### Exercise objective
Restate each of the lines given below, word for word.

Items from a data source
——
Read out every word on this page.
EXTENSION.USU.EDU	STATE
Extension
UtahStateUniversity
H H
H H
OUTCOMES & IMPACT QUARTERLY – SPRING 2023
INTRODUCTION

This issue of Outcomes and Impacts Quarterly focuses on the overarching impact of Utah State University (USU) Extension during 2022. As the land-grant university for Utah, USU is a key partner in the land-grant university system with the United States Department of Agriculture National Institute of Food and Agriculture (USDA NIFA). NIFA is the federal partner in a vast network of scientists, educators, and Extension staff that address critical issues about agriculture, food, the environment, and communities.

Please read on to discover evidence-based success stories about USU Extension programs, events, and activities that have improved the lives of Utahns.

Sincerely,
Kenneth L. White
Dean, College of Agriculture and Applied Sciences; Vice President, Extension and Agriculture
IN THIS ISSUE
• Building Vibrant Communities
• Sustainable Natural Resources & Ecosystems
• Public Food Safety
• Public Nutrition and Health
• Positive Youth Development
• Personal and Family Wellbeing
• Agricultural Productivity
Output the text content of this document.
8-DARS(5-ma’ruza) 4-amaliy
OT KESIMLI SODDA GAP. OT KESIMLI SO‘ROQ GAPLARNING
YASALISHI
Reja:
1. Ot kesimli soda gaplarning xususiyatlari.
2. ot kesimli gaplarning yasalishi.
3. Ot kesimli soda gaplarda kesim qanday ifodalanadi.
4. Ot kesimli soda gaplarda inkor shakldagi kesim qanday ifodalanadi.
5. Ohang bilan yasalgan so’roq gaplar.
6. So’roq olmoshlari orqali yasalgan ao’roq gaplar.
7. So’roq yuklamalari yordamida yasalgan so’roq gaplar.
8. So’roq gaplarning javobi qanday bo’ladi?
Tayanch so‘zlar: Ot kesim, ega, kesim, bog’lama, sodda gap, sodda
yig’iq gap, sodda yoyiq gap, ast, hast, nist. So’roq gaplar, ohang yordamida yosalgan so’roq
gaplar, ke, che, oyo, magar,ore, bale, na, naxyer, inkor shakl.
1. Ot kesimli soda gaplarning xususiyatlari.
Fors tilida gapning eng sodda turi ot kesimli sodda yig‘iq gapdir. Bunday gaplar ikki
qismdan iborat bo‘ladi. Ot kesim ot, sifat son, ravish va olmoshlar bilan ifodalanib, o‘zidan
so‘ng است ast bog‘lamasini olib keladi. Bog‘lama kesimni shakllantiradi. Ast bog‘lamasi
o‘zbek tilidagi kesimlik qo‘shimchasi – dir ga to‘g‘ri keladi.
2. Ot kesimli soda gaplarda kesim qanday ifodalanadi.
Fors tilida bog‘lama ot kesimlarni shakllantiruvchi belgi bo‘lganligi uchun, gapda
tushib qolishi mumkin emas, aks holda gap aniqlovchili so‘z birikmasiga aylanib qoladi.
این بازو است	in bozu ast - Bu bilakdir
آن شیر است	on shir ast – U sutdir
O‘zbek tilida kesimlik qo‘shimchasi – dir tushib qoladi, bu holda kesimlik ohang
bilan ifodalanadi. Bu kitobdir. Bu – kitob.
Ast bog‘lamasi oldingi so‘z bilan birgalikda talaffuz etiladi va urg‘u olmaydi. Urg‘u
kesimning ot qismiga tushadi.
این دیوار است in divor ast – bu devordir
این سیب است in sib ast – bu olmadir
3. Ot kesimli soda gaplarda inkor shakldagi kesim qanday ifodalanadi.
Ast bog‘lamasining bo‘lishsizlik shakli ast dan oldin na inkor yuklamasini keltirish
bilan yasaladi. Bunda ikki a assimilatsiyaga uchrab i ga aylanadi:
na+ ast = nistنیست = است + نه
——
### Complete response
Read out every word on this page.
EXTENSION.USU.EDU	STATE
Extension
UtahStateUniversity
H H
H H
OUTCOMES & IMPACT QUARTERLY – SPRING 2023
INTRODUCTION

This issue of Outcomes and Impacts Quarterly focuses on the overarching impact of Utah State University (USU) Extension during 2022. As the land-grant university for Utah, USU is a key partner in the land-grant university system with the United States Department of Agriculture National Institute of Food and Agriculture (USDA NIFA). NIFA is the federal partner in a vast network of scientists, educators, and Extension staff that address critical issues about agriculture, food, the environment, and communities.

Please read on to discover evidence-based success stories about USU Extension programs, events, and activities that have improved the lives of Utahns.

Sincerely,
Kenneth L. White
Dean, College of Agriculture and Applied Sciences; Vice President, Extension and Agriculture
IN THIS ISSUE
• Building Vibrant Communities
• Sustainable Natural Resources & Ecosystems
• Public Food Safety
• Public Nutrition and Health
• Positive Youth Development
• Personal and Family Wellbeing
• Agricultural Productivity
Output the text content of this document.
8-DARS(5-ma’ruza) 4-amaliy
OT KESIMLI SODDA GAP. OT KESIMLI SO‘ROQ GAPLARNING
YASALISHI
Reja:
1. Ot kesimli soda gaplarning xususiyatlari.
2. ot kesimli gaplarning yasalishi.
3. Ot kesimli soda gaplarda kesim qanday ifodalanadi.
4. Ot kesimli soda gaplarda inkor shakldagi kesim qanday ifodalanadi.
5. Ohang bilan yasalgan so’roq gaplar.
6. So’roq olmoshlari orqali yasalgan ao’roq gaplar.
7. So’roq yuklamalari yordamida yasalgan so’roq gaplar.
8. So’roq gaplarning javobi qanday bo’ladi?
Tayanch so‘zlar: Ot kesim, ega, kesim, bog’lama, sodda gap, sodda
yig’iq gap, sodda yoyiq gap, ast, hast, nist. So’roq gaplar, ohang yordamida yosalgan so’roq
gaplar, ke, che, oyo, magar,ore, bale, na, naxyer, inkor shakl.
1. Ot kesimli soda gaplarning xususiyatlari.
Fors tilida gapning eng sodda turi ot kesimli sodda yig‘iq gapdir. Bunday gaplar ikki
qismdan iborat bo‘ladi. Ot kesim ot, sifat son, ravish va olmoshlar bilan ifodalanib, o‘zidan
so‘ng است ast bog‘lamasini olib keladi. Bog‘lama kesimni shakllantiradi. Ast bog‘lamasi
o‘zbek tilidagi kesimlik qo‘shimchasi – dir ga to‘g‘ri keladi.
2. Ot kesimli soda gaplarda kesim qanday ifodalanadi.
Fors tilida bog‘lama ot kesimlarni shakllantiruvchi belgi bo‘lganligi uchun, gapda
tushib qolishi mumkin emas, aks holda gap aniqlovchili so‘z birikmasiga aylanib qoladi.
این بازو است	in bozu ast - Bu bilakdir
آن شیر است	on shir ast – U sutdir
O‘zbek tilida kesimlik qo‘shimchasi – dir tushib qoladi, bu holda kesimlik ohang
bilan ifodalanadi. Bu kitobdir. Bu – kitob.
Ast bog‘lamasi oldingi so‘z bilan birgalikda talaffuz etiladi va urg‘u olmaydi. Urg‘u
kesimning ot qismiga tushadi.
این دیوار است in divor ast – bu devordir
این سیب است in sib ast – bu olmadir
3. Ot kesimli soda gaplarda inkor shakldagi kesim qanday ifodalanadi.
Ast bog‘lamasining bo‘lishsizlik shakli ast dan oldin na inkor yuklamasini keltirish
bilan yasaladi. Bunda ikki a assimilatsiyaga uchrab i ga aylanadi:
na+ ast = nistنیست = است + نه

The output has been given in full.